Type out the data exactly as given. Skip any image.

'''

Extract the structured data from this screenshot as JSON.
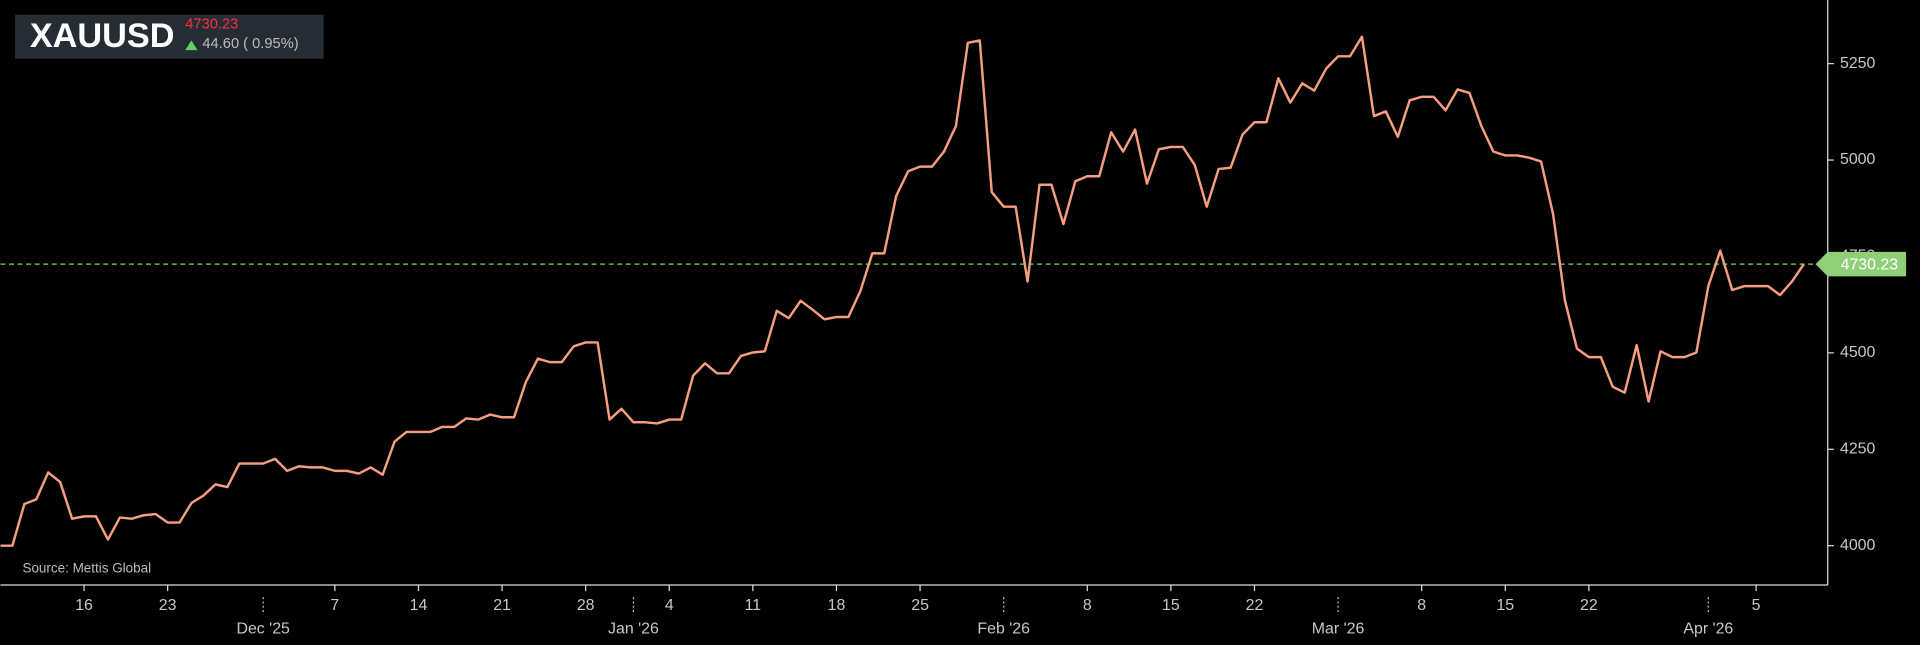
{
  "chart_data": {
    "type": "line",
    "title": "XAUUSD",
    "current_price": 4730.23,
    "change": "44.60 ( 0.95%)",
    "source": "Source: Mettis Global",
    "color": "#f59e80",
    "reference_color": "#8fcf78",
    "x": [
      "2025-11-09",
      "2025-11-10",
      "2025-11-11",
      "2025-11-12",
      "2025-11-13",
      "2025-11-14",
      "2025-11-15",
      "2025-11-16",
      "2025-11-17",
      "2025-11-18",
      "2025-11-19",
      "2025-11-20",
      "2025-11-21",
      "2025-11-22",
      "2025-11-23",
      "2025-11-24",
      "2025-11-25",
      "2025-11-26",
      "2025-11-27",
      "2025-11-28",
      "2025-11-29",
      "2025-11-30",
      "2025-12-01",
      "2025-12-02",
      "2025-12-03",
      "2025-12-04",
      "2025-12-05",
      "2025-12-06",
      "2025-12-07",
      "2025-12-08",
      "2025-12-09",
      "2025-12-10",
      "2025-12-11",
      "2025-12-12",
      "2025-12-13",
      "2025-12-14",
      "2025-12-15",
      "2025-12-16",
      "2025-12-17",
      "2025-12-18",
      "2025-12-19",
      "2025-12-20",
      "2025-12-21",
      "2025-12-22",
      "2025-12-23",
      "2025-12-24",
      "2025-12-25",
      "2025-12-26",
      "2025-12-27",
      "2025-12-28",
      "2025-12-29",
      "2025-12-30",
      "2025-12-31",
      "2026-01-01",
      "2026-01-02",
      "2026-01-03",
      "2026-01-04",
      "2026-01-05",
      "2026-01-06",
      "2026-01-07",
      "2026-01-08",
      "2026-01-09",
      "2026-01-10",
      "2026-01-11",
      "2026-01-12",
      "2026-01-13",
      "2026-01-14",
      "2026-01-15",
      "2026-01-16",
      "2026-01-17",
      "2026-01-18",
      "2026-01-19",
      "2026-01-20",
      "2026-01-21",
      "2026-01-22",
      "2026-01-23",
      "2026-01-24",
      "2026-01-25",
      "2026-01-26",
      "2026-01-27",
      "2026-01-28",
      "2026-01-29",
      "2026-01-30",
      "2026-01-31",
      "2026-02-01",
      "2026-02-02",
      "2026-02-03",
      "2026-02-04",
      "2026-02-05",
      "2026-02-06",
      "2026-02-07",
      "2026-02-08",
      "2026-02-09",
      "2026-02-10",
      "2026-02-11",
      "2026-02-12",
      "2026-02-13",
      "2026-02-14",
      "2026-02-15",
      "2026-02-16",
      "2026-02-17",
      "2026-02-18",
      "2026-02-19",
      "2026-02-20",
      "2026-02-21",
      "2026-02-22",
      "2026-02-23",
      "2026-02-24",
      "2026-02-25",
      "2026-02-26",
      "2026-02-27",
      "2026-02-28",
      "2026-03-01",
      "2026-03-02",
      "2026-03-03",
      "2026-03-04",
      "2026-03-05",
      "2026-03-06",
      "2026-03-07",
      "2026-03-08",
      "2026-03-09",
      "2026-03-10",
      "2026-03-11",
      "2026-03-12",
      "2026-03-13",
      "2026-03-14",
      "2026-03-15",
      "2026-03-16",
      "2026-03-17",
      "2026-03-18",
      "2026-03-19",
      "2026-03-20",
      "2026-03-21",
      "2026-03-22",
      "2026-03-23",
      "2026-03-24",
      "2026-03-25",
      "2026-03-26",
      "2026-03-27",
      "2026-03-28",
      "2026-03-29",
      "2026-03-30",
      "2026-03-31",
      "2026-04-01",
      "2026-04-02",
      "2026-04-03",
      "2026-04-04",
      "2026-04-05",
      "2026-04-06",
      "2026-04-07",
      "2026-04-08",
      "2026-04-09"
    ],
    "values": [
      4000,
      4000,
      4108,
      4120,
      4190,
      4165,
      4070,
      4076,
      4076,
      4016,
      4073,
      4070,
      4079,
      4082,
      4060,
      4060,
      4111,
      4130,
      4159,
      4152,
      4213,
      4213,
      4213,
      4225,
      4194,
      4206,
      4203,
      4203,
      4194,
      4194,
      4187,
      4203,
      4184,
      4270,
      4295,
      4295,
      4295,
      4308,
      4308,
      4330,
      4327,
      4340,
      4333,
      4333,
      4425,
      4485,
      4476,
      4476,
      4517,
      4527,
      4527,
      4327,
      4355,
      4320,
      4320,
      4317,
      4327,
      4327,
      4441,
      4473,
      4447,
      4447,
      4492,
      4501,
      4504,
      4609,
      4590,
      4635,
      4612,
      4587,
      4593,
      4593,
      4660,
      4758,
      4758,
      4907,
      4971,
      4983,
      4983,
      5022,
      5088,
      5304,
      5310,
      4917,
      4879,
      4879,
      4685,
      4936,
      4936,
      4834,
      4945,
      4958,
      4958,
      5072,
      5022,
      5079,
      4939,
      5028,
      5034,
      5034,
      4987,
      4879,
      4977,
      4980,
      5066,
      5098,
      5098,
      5212,
      5149,
      5199,
      5180,
      5237,
      5269,
      5269,
      5320,
      5114,
      5126,
      5060,
      5155,
      5164,
      5164,
      5129,
      5183,
      5174,
      5088,
      5022,
      5012,
      5012,
      5006,
      4996,
      4860,
      4635,
      4511,
      4489,
      4489,
      4412,
      4397,
      4520,
      4374,
      4504,
      4489,
      4489,
      4501,
      4673,
      4765,
      4663,
      4673,
      4673,
      4673,
      4650,
      4685,
      4730.23
    ],
    "xlim": [
      "2025-11-09",
      "2026-04-11"
    ],
    "xticks": [
      {
        "value": "2025-11-16",
        "label": "16"
      },
      {
        "value": "2025-11-23",
        "label": "23"
      },
      {
        "value": "2025-12-07",
        "label": "7"
      },
      {
        "value": "2025-12-14",
        "label": "14"
      },
      {
        "value": "2025-12-21",
        "label": "21"
      },
      {
        "value": "2025-12-28",
        "label": "28"
      },
      {
        "value": "2026-01-04",
        "label": "4"
      },
      {
        "value": "2026-01-11",
        "label": "11"
      },
      {
        "value": "2026-01-18",
        "label": "18"
      },
      {
        "value": "2026-01-25",
        "label": "25"
      },
      {
        "value": "2026-02-08",
        "label": "8"
      },
      {
        "value": "2026-02-15",
        "label": "15"
      },
      {
        "value": "2026-02-22",
        "label": "22"
      },
      {
        "value": "2026-03-08",
        "label": "8"
      },
      {
        "value": "2026-03-15",
        "label": "15"
      },
      {
        "value": "2026-03-22",
        "label": "22"
      },
      {
        "value": "2026-04-05",
        "label": "5"
      }
    ],
    "month_ticks": [
      {
        "value": "2025-12-01",
        "label": "Dec '25"
      },
      {
        "value": "2026-01-01",
        "label": "Jan '26"
      },
      {
        "value": "2026-02-01",
        "label": "Feb '26"
      },
      {
        "value": "2026-03-01",
        "label": "Mar '26"
      },
      {
        "value": "2026-04-01",
        "label": "Apr '26"
      }
    ],
    "ylim": [
      3898,
      5415
    ],
    "yticks": [
      4000,
      4250,
      4500,
      4750,
      5000,
      5250
    ]
  }
}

'''

> **Exercise response**:
Extract the structured data from this screenshot as JSON.
{
  "chart_data": {
    "type": "line",
    "title": "XAUUSD",
    "current_price": 4730.23,
    "change": "44.60 ( 0.95%)",
    "source": "Source: Mettis Global",
    "color": "#f59e80",
    "reference_color": "#8fcf78",
    "x": [
      "2025-11-09",
      "2025-11-10",
      "2025-11-11",
      "2025-11-12",
      "2025-11-13",
      "2025-11-14",
      "2025-11-15",
      "2025-11-16",
      "2025-11-17",
      "2025-11-18",
      "2025-11-19",
      "2025-11-20",
      "2025-11-21",
      "2025-11-22",
      "2025-11-23",
      "2025-11-24",
      "2025-11-25",
      "2025-11-26",
      "2025-11-27",
      "2025-11-28",
      "2025-11-29",
      "2025-11-30",
      "2025-12-01",
      "2025-12-02",
      "2025-12-03",
      "2025-12-04",
      "2025-12-05",
      "2025-12-06",
      "2025-12-07",
      "2025-12-08",
      "2025-12-09",
      "2025-12-10",
      "2025-12-11",
      "2025-12-12",
      "2025-12-13",
      "2025-12-14",
      "2025-12-15",
      "2025-12-16",
      "2025-12-17",
      "2025-12-18",
      "2025-12-19",
      "2025-12-20",
      "2025-12-21",
      "2025-12-22",
      "2025-12-23",
      "2025-12-24",
      "2025-12-25",
      "2025-12-26",
      "2025-12-27",
      "2025-12-28",
      "2025-12-29",
      "2025-12-30",
      "2025-12-31",
      "2026-01-01",
      "2026-01-02",
      "2026-01-03",
      "2026-01-04",
      "2026-01-05",
      "2026-01-06",
      "2026-01-07",
      "2026-01-08",
      "2026-01-09",
      "2026-01-10",
      "2026-01-11",
      "2026-01-12",
      "2026-01-13",
      "2026-01-14",
      "2026-01-15",
      "2026-01-16",
      "2026-01-17",
      "2026-01-18",
      "2026-01-19",
      "2026-01-20",
      "2026-01-21",
      "2026-01-22",
      "2026-01-23",
      "2026-01-24",
      "2026-01-25",
      "2026-01-26",
      "2026-01-27",
      "2026-01-28",
      "2026-01-29",
      "2026-01-30",
      "2026-01-31",
      "2026-02-01",
      "2026-02-02",
      "2026-02-03",
      "2026-02-04",
      "2026-02-05",
      "2026-02-06",
      "2026-02-07",
      "2026-02-08",
      "2026-02-09",
      "2026-02-10",
      "2026-02-11",
      "2026-02-12",
      "2026-02-13",
      "2026-02-14",
      "2026-02-15",
      "2026-02-16",
      "2026-02-17",
      "2026-02-18",
      "2026-02-19",
      "2026-02-20",
      "2026-02-21",
      "2026-02-22",
      "2026-02-23",
      "2026-02-24",
      "2026-02-25",
      "2026-02-26",
      "2026-02-27",
      "2026-02-28",
      "2026-03-01",
      "2026-03-02",
      "2026-03-03",
      "2026-03-04",
      "2026-03-05",
      "2026-03-06",
      "2026-03-07",
      "2026-03-08",
      "2026-03-09",
      "2026-03-10",
      "2026-03-11",
      "2026-03-12",
      "2026-03-13",
      "2026-03-14",
      "2026-03-15",
      "2026-03-16",
      "2026-03-17",
      "2026-03-18",
      "2026-03-19",
      "2026-03-20",
      "2026-03-21",
      "2026-03-22",
      "2026-03-23",
      "2026-03-24",
      "2026-03-25",
      "2026-03-26",
      "2026-03-27",
      "2026-03-28",
      "2026-03-29",
      "2026-03-30",
      "2026-03-31",
      "2026-04-01",
      "2026-04-02",
      "2026-04-03",
      "2026-04-04",
      "2026-04-05",
      "2026-04-06",
      "2026-04-07",
      "2026-04-08",
      "2026-04-09"
    ],
    "values": [
      4000,
      4000,
      4108,
      4120,
      4190,
      4165,
      4070,
      4076,
      4076,
      4016,
      4073,
      4070,
      4079,
      4082,
      4060,
      4060,
      4111,
      4130,
      4159,
      4152,
      4213,
      4213,
      4213,
      4225,
      4194,
      4206,
      4203,
      4203,
      4194,
      4194,
      4187,
      4203,
      4184,
      4270,
      4295,
      4295,
      4295,
      4308,
      4308,
      4330,
      4327,
      4340,
      4333,
      4333,
      4425,
      4485,
      4476,
      4476,
      4517,
      4527,
      4527,
      4327,
      4355,
      4320,
      4320,
      4317,
      4327,
      4327,
      4441,
      4473,
      4447,
      4447,
      4492,
      4501,
      4504,
      4609,
      4590,
      4635,
      4612,
      4587,
      4593,
      4593,
      4660,
      4758,
      4758,
      4907,
      4971,
      4983,
      4983,
      5022,
      5088,
      5304,
      5310,
      4917,
      4879,
      4879,
      4685,
      4936,
      4936,
      4834,
      4945,
      4958,
      4958,
      5072,
      5022,
      5079,
      4939,
      5028,
      5034,
      5034,
      4987,
      4879,
      4977,
      4980,
      5066,
      5098,
      5098,
      5212,
      5149,
      5199,
      5180,
      5237,
      5269,
      5269,
      5320,
      5114,
      5126,
      5060,
      5155,
      5164,
      5164,
      5129,
      5183,
      5174,
      5088,
      5022,
      5012,
      5012,
      5006,
      4996,
      4860,
      4635,
      4511,
      4489,
      4489,
      4412,
      4397,
      4520,
      4374,
      4504,
      4489,
      4489,
      4501,
      4673,
      4765,
      4663,
      4673,
      4673,
      4673,
      4650,
      4685,
      4730.23
    ],
    "xlim": [
      "2025-11-09",
      "2026-04-11"
    ],
    "xticks": [
      {
        "value": "2025-11-16",
        "label": "16"
      },
      {
        "value": "2025-11-23",
        "label": "23"
      },
      {
        "value": "2025-12-07",
        "label": "7"
      },
      {
        "value": "2025-12-14",
        "label": "14"
      },
      {
        "value": "2025-12-21",
        "label": "21"
      },
      {
        "value": "2025-12-28",
        "label": "28"
      },
      {
        "value": "2026-01-04",
        "label": "4"
      },
      {
        "value": "2026-01-11",
        "label": "11"
      },
      {
        "value": "2026-01-18",
        "label": "18"
      },
      {
        "value": "2026-01-25",
        "label": "25"
      },
      {
        "value": "2026-02-08",
        "label": "8"
      },
      {
        "value": "2026-02-15",
        "label": "15"
      },
      {
        "value": "2026-02-22",
        "label": "22"
      },
      {
        "value": "2026-03-08",
        "label": "8"
      },
      {
        "value": "2026-03-15",
        "label": "15"
      },
      {
        "value": "2026-03-22",
        "label": "22"
      },
      {
        "value": "2026-04-05",
        "label": "5"
      }
    ],
    "month_ticks": [
      {
        "value": "2025-12-01",
        "label": "Dec '25"
      },
      {
        "value": "2026-01-01",
        "label": "Jan '26"
      },
      {
        "value": "2026-02-01",
        "label": "Feb '26"
      },
      {
        "value": "2026-03-01",
        "label": "Mar '26"
      },
      {
        "value": "2026-04-01",
        "label": "Apr '26"
      }
    ],
    "ylim": [
      3898,
      5415
    ],
    "yticks": [
      4000,
      4250,
      4500,
      4750,
      5000,
      5250
    ]
  }
}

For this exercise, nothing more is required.